==== DATA ROWS ====
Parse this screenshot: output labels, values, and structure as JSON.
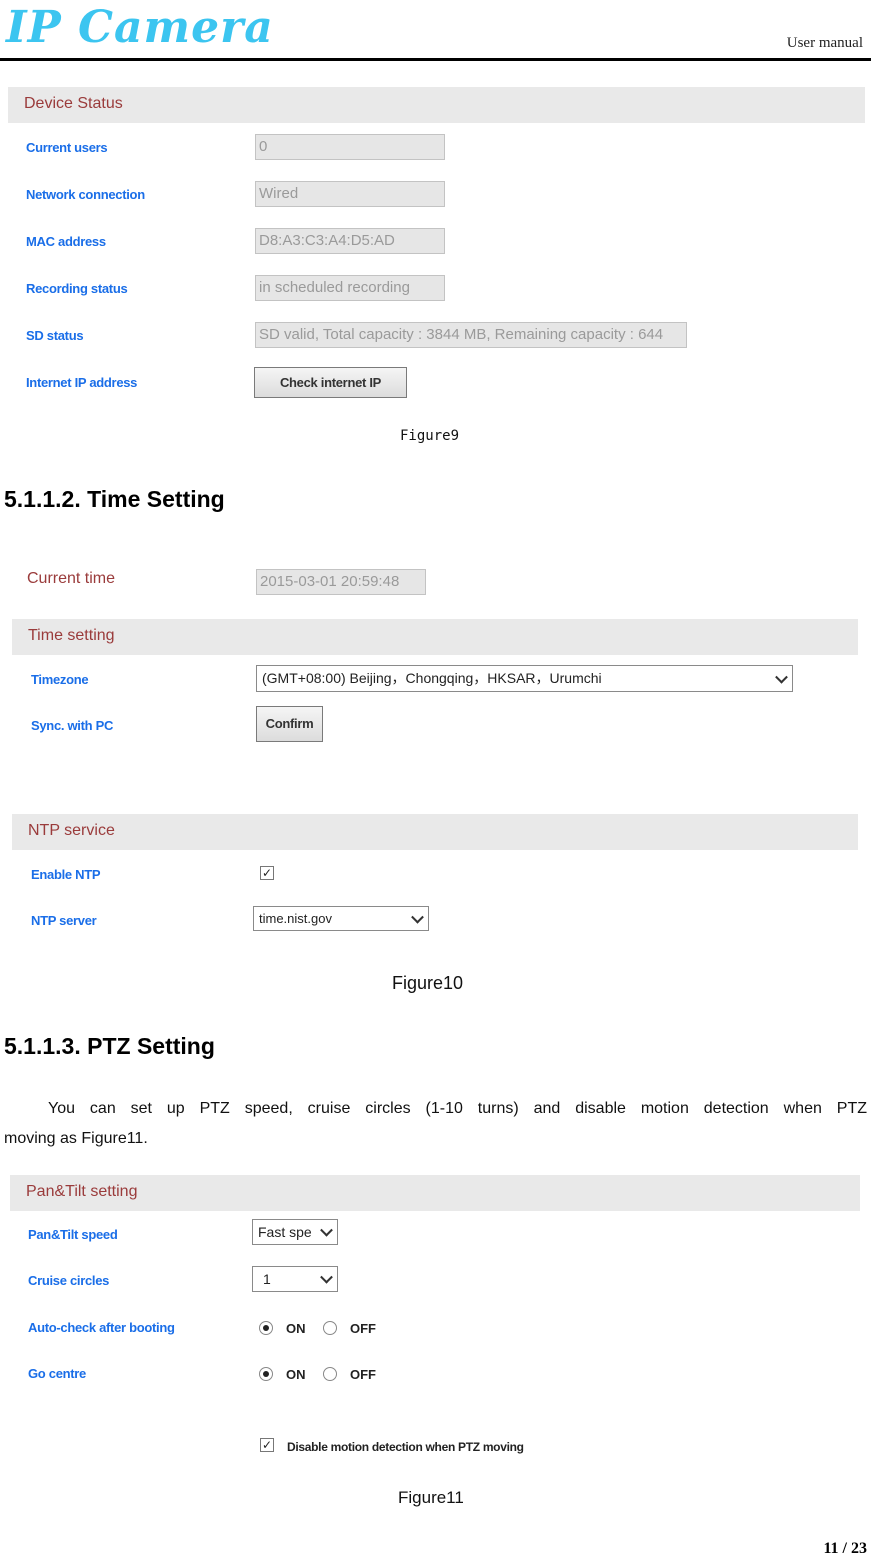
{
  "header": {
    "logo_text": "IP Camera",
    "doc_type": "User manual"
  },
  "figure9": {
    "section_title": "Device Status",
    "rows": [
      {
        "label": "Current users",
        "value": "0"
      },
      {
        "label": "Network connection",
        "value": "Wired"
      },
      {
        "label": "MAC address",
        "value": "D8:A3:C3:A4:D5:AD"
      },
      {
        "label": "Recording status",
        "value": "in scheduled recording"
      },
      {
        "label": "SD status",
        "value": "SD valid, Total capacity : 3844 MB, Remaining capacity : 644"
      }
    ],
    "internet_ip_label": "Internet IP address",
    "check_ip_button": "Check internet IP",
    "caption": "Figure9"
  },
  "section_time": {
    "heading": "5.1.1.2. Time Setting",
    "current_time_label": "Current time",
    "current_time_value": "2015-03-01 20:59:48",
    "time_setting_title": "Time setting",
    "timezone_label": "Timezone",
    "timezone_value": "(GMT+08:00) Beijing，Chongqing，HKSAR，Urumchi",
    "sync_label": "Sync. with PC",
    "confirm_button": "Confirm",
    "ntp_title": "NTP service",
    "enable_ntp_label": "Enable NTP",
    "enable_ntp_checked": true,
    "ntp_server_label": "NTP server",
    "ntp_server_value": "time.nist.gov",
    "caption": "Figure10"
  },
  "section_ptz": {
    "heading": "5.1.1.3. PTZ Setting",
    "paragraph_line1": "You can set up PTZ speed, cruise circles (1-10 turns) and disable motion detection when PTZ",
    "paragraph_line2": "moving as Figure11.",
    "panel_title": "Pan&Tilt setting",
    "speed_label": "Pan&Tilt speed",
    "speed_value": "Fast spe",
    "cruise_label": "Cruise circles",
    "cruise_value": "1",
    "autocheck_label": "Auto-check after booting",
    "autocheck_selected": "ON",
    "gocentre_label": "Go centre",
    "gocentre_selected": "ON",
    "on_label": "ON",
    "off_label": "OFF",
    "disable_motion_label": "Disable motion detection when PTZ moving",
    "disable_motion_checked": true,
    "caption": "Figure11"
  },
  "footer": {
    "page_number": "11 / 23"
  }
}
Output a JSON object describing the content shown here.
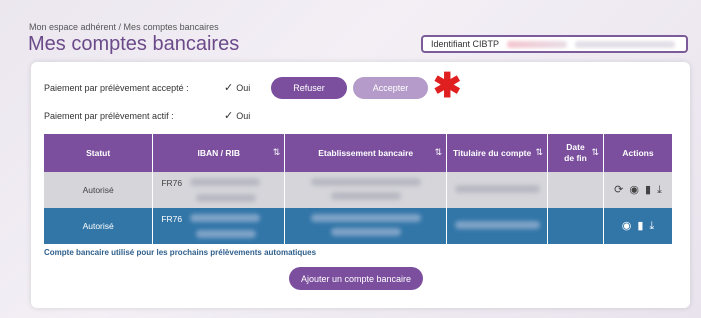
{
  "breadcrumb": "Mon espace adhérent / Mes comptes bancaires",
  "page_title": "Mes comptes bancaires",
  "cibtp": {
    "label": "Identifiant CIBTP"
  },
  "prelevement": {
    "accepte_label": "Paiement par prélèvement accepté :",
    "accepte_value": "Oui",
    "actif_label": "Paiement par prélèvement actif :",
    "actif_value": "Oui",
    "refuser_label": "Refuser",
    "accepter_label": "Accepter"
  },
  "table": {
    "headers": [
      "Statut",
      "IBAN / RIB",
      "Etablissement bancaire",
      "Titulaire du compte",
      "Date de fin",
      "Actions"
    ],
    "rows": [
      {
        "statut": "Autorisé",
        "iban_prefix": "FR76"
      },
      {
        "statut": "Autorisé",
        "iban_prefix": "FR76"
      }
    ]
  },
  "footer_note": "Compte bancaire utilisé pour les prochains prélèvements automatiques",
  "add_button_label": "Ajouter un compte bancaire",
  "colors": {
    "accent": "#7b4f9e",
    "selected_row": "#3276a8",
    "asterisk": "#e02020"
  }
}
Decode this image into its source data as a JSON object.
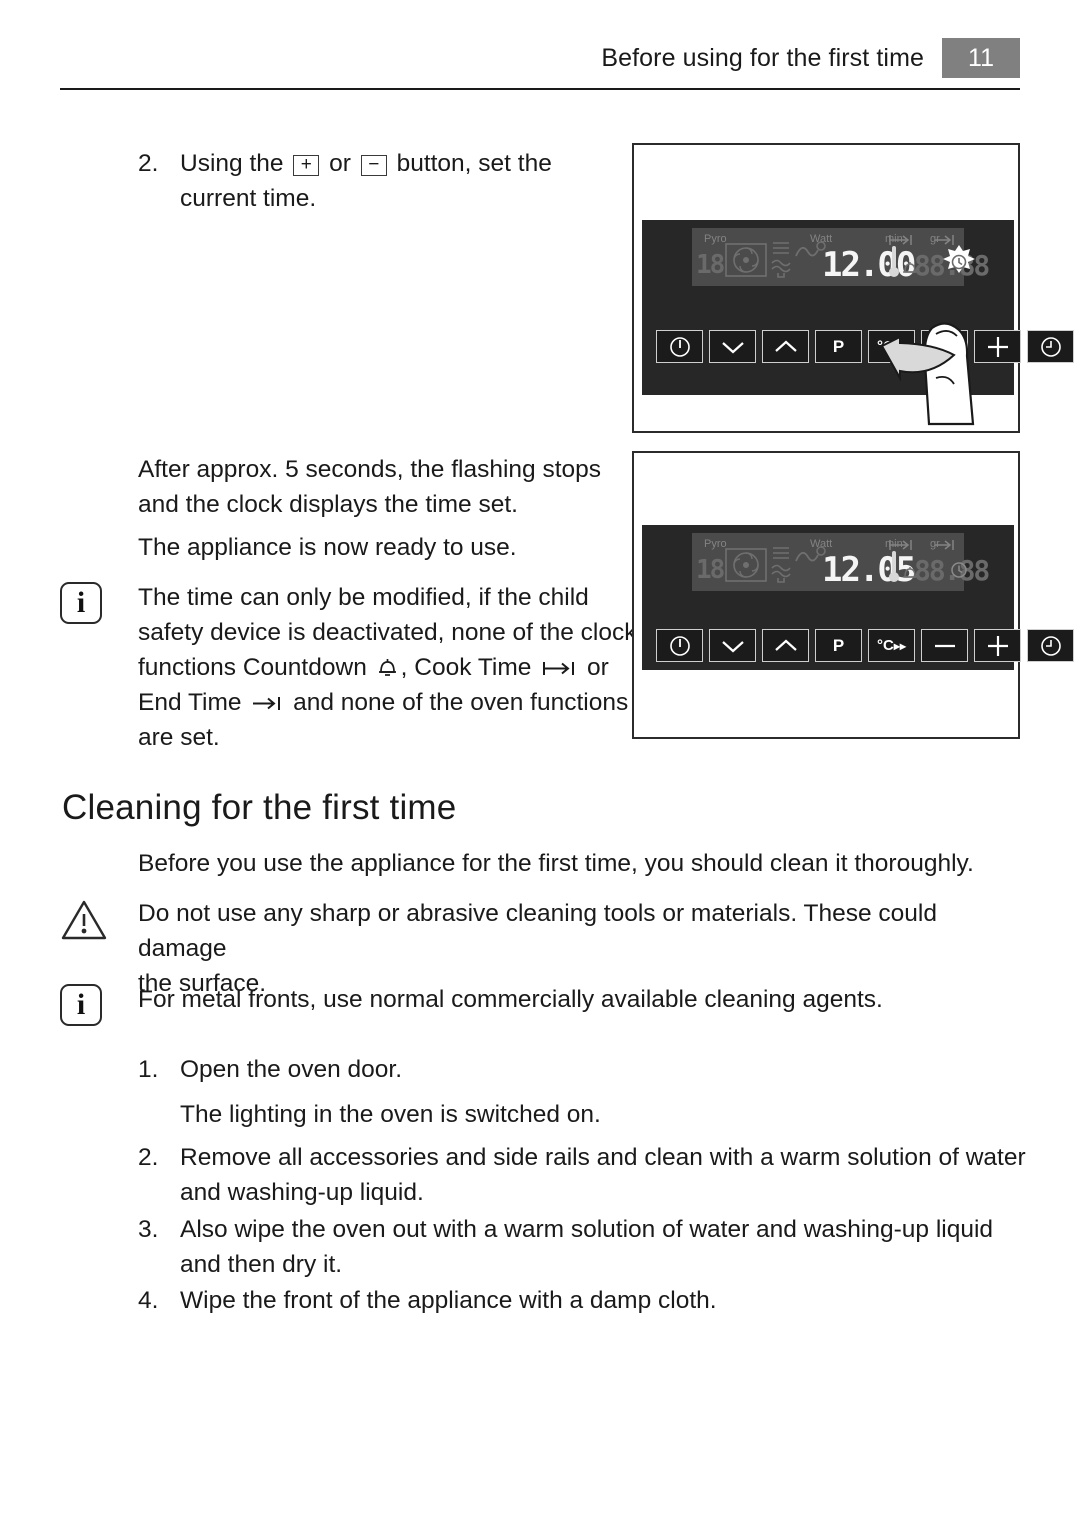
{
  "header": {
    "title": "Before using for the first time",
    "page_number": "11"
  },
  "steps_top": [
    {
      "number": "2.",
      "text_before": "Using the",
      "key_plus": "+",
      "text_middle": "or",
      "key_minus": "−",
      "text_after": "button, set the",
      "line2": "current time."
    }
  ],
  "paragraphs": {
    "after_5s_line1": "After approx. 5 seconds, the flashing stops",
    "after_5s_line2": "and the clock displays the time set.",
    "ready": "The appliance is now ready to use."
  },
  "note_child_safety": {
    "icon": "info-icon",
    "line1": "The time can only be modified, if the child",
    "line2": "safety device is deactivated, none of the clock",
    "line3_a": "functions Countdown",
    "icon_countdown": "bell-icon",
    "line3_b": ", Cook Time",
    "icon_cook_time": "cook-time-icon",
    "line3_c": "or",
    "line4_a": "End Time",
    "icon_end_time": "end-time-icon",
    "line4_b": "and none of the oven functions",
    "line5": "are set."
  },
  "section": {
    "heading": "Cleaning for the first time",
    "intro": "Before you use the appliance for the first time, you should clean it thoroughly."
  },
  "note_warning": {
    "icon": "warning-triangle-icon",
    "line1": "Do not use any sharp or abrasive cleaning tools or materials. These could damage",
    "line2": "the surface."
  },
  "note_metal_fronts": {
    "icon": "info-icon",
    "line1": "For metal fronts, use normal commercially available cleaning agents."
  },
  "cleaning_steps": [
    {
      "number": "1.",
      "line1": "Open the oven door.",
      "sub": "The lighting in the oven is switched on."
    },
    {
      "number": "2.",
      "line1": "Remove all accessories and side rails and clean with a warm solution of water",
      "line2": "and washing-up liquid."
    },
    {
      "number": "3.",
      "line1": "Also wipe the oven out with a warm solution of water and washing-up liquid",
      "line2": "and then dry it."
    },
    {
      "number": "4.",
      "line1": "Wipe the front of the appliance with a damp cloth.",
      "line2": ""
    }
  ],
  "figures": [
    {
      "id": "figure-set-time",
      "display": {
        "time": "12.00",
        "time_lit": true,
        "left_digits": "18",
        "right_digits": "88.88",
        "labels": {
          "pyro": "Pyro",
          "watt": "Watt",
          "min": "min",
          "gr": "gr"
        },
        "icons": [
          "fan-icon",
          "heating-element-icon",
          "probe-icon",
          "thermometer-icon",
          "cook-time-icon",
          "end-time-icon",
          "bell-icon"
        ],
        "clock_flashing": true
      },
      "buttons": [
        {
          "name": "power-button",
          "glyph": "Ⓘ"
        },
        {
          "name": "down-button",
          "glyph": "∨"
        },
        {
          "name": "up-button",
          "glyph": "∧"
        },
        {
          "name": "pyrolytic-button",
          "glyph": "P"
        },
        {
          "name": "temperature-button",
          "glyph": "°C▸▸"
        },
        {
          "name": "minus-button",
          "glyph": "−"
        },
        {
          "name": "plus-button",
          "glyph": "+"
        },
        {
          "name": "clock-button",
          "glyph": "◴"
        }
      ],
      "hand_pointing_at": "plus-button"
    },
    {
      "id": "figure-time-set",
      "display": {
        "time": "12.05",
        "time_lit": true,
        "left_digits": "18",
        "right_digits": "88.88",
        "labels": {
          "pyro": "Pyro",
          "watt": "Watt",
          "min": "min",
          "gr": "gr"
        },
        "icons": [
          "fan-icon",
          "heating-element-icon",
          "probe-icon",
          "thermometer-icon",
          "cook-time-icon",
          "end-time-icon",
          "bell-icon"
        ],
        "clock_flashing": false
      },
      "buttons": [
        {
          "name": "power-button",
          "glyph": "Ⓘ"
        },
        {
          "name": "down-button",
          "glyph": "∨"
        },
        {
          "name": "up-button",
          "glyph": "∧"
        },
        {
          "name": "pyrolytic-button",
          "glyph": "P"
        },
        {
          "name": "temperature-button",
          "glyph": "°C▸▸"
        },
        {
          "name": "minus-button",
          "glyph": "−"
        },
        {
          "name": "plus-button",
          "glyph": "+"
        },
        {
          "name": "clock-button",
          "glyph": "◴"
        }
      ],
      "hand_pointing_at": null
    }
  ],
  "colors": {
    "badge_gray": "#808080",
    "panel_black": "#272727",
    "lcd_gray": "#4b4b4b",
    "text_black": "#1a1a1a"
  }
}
====
◆ **EXERCISE DIRECTIONS**
Reproduce the full listing above verbatim, with no pictures included.

◆ **ANSWER TO THE TASK**
Parse this screenshot: output labels, values, and structure as JSON.
{
  "header": {
    "logo_text": "IP Camera",
    "doc_type": "User manual"
  },
  "figure9": {
    "section_title": "Device Status",
    "rows": [
      {
        "label": "Current users",
        "value": "0"
      },
      {
        "label": "Network connection",
        "value": "Wired"
      },
      {
        "label": "MAC address",
        "value": "D8:A3:C3:A4:D5:AD"
      },
      {
        "label": "Recording status",
        "value": "in scheduled recording"
      },
      {
        "label": "SD status",
        "value": "SD valid, Total capacity : 3844 MB, Remaining capacity : 644"
      }
    ],
    "internet_ip_label": "Internet IP address",
    "check_ip_button": "Check internet IP",
    "caption": "Figure9"
  },
  "section_time": {
    "heading": "5.1.1.2. Time Setting",
    "current_time_label": "Current time",
    "current_time_value": "2015-03-01 20:59:48",
    "time_setting_title": "Time setting",
    "timezone_label": "Timezone",
    "timezone_value": "(GMT+08:00) Beijing，Chongqing，HKSAR，Urumchi",
    "sync_label": "Sync. with PC",
    "confirm_button": "Confirm",
    "ntp_title": "NTP service",
    "enable_ntp_label": "Enable NTP",
    "enable_ntp_checked": true,
    "ntp_server_label": "NTP server",
    "ntp_server_value": "time.nist.gov",
    "caption": "Figure10"
  },
  "section_ptz": {
    "heading": "5.1.1.3. PTZ Setting",
    "paragraph_line1": "You can set up PTZ speed, cruise circles (1-10 turns) and disable motion detection when PTZ",
    "paragraph_line2": "moving as Figure11.",
    "panel_title": "Pan&Tilt setting",
    "speed_label": "Pan&Tilt speed",
    "speed_value": "Fast spe",
    "cruise_label": "Cruise circles",
    "cruise_value": "1",
    "autocheck_label": "Auto-check after booting",
    "autocheck_selected": "ON",
    "gocentre_label": "Go centre",
    "gocentre_selected": "ON",
    "on_label": "ON",
    "off_label": "OFF",
    "disable_motion_label": "Disable motion detection when PTZ moving",
    "disable_motion_checked": true,
    "caption": "Figure11"
  },
  "footer": {
    "page_number": "11 / 23"
  }
}
Output a JSON object describing the content shown here.
{
  "breadcrumb": "Mon espace adhérent / Mes comptes bancaires",
  "page_title": "Mes comptes bancaires",
  "cibtp": {
    "label": "Identifiant CIBTP"
  },
  "prelevement": {
    "accepte_label": "Paiement par prélèvement accepté :",
    "accepte_value": "Oui",
    "actif_label": "Paiement par prélèvement actif :",
    "actif_value": "Oui",
    "refuser_label": "Refuser",
    "accepter_label": "Accepter"
  },
  "table": {
    "headers": [
      "Statut",
      "IBAN / RIB",
      "Etablissement bancaire",
      "Titulaire du compte",
      "Date de fin",
      "Actions"
    ],
    "rows": [
      {
        "statut": "Autorisé",
        "iban_prefix": "FR76"
      },
      {
        "statut": "Autorisé",
        "iban_prefix": "FR76"
      }
    ]
  },
  "footer_note": "Compte bancaire utilisé pour les prochains prélèvements automatiques",
  "add_button_label": "Ajouter un compte bancaire",
  "colors": {
    "accent": "#7b4f9e",
    "selected_row": "#3276a8",
    "asterisk": "#e02020"
  }
}
Decode this image into its source data as a JSON object.
{
  "header": {
    "title": "Before using for the first time",
    "page_number": "11"
  },
  "steps_top": [
    {
      "number": "2.",
      "text_before": "Using the",
      "key_plus": "+",
      "text_middle": "or",
      "key_minus": "−",
      "text_after": "button, set the",
      "line2": "current time."
    }
  ],
  "paragraphs": {
    "after_5s_line1": "After approx. 5 seconds, the flashing stops",
    "after_5s_line2": "and the clock displays the time set.",
    "ready": "The appliance is now ready to use."
  },
  "note_child_safety": {
    "icon": "info-icon",
    "line1": "The time can only be modified, if the child",
    "line2": "safety device is deactivated, none of the clock",
    "line3_a": "functions Countdown",
    "icon_countdown": "bell-icon",
    "line3_b": ", Cook Time",
    "icon_cook_time": "cook-time-icon",
    "line3_c": "or",
    "line4_a": "End Time",
    "icon_end_time": "end-time-icon",
    "line4_b": "and none of the oven functions",
    "line5": "are set."
  },
  "section": {
    "heading": "Cleaning for the first time",
    "intro": "Before you use the appliance for the first time, you should clean it thoroughly."
  },
  "note_warning": {
    "icon": "warning-triangle-icon",
    "line1": "Do not use any sharp or abrasive cleaning tools or materials. These could damage",
    "line2": "the surface."
  },
  "note_metal_fronts": {
    "icon": "info-icon",
    "line1": "For metal fronts, use normal commercially available cleaning agents."
  },
  "cleaning_steps": [
    {
      "number": "1.",
      "line1": "Open the oven door.",
      "sub": "The lighting in the oven is switched on."
    },
    {
      "number": "2.",
      "line1": "Remove all accessories and side rails and clean with a warm solution of water",
      "line2": "and washing-up liquid."
    },
    {
      "number": "3.",
      "line1": "Also wipe the oven out with a warm solution of water and washing-up liquid",
      "line2": "and then dry it."
    },
    {
      "number": "4.",
      "line1": "Wipe the front of the appliance with a damp cloth.",
      "line2": ""
    }
  ],
  "figures": [
    {
      "id": "figure-set-time",
      "display": {
        "time": "12.00",
        "time_lit": true,
        "left_digits": "18",
        "right_digits": "88.88",
        "labels": {
          "pyro": "Pyro",
          "watt": "Watt",
          "min": "min",
          "gr": "gr"
        },
        "icons": [
          "fan-icon",
          "heating-element-icon",
          "probe-icon",
          "thermometer-icon",
          "cook-time-icon",
          "end-time-icon",
          "bell-icon"
        ],
        "clock_flashing": true
      },
      "buttons": [
        {
          "name": "power-button",
          "glyph": "Ⓘ"
        },
        {
          "name": "down-button",
          "glyph": "∨"
        },
        {
          "name": "up-button",
          "glyph": "∧"
        },
        {
          "name": "pyrolytic-button",
          "glyph": "P"
        },
        {
          "name": "temperature-button",
          "glyph": "°C▸▸"
        },
        {
          "name": "minus-button",
          "glyph": "−"
        },
        {
          "name": "plus-button",
          "glyph": "+"
        },
        {
          "name": "clock-button",
          "glyph": "◴"
        }
      ],
      "hand_pointing_at": "plus-button"
    },
    {
      "id": "figure-time-set",
      "display": {
        "time": "12.05",
        "time_lit": true,
        "left_digits": "18",
        "right_digits": "88.88",
        "labels": {
          "pyro": "Pyro",
          "watt": "Watt",
          "min": "min",
          "gr": "gr"
        },
        "icons": [
          "fan-icon",
          "heating-element-icon",
          "probe-icon",
          "thermometer-icon",
          "cook-time-icon",
          "end-time-icon",
          "bell-icon"
        ],
        "clock_flashing": false
      },
      "buttons": [
        {
          "name": "power-button",
          "glyph": "Ⓘ"
        },
        {
          "name": "down-button",
          "glyph": "∨"
        },
        {
          "name": "up-button",
          "glyph": "∧"
        },
        {
          "name": "pyrolytic-button",
          "glyph": "P"
        },
        {
          "name": "temperature-button",
          "glyph": "°C▸▸"
        },
        {
          "name": "minus-button",
          "glyph": "−"
        },
        {
          "name": "plus-button",
          "glyph": "+"
        },
        {
          "name": "clock-button",
          "glyph": "◴"
        }
      ],
      "hand_pointing_at": null
    }
  ],
  "colors": {
    "badge_gray": "#808080",
    "panel_black": "#272727",
    "lcd_gray": "#4b4b4b",
    "text_black": "#1a1a1a"
  }
}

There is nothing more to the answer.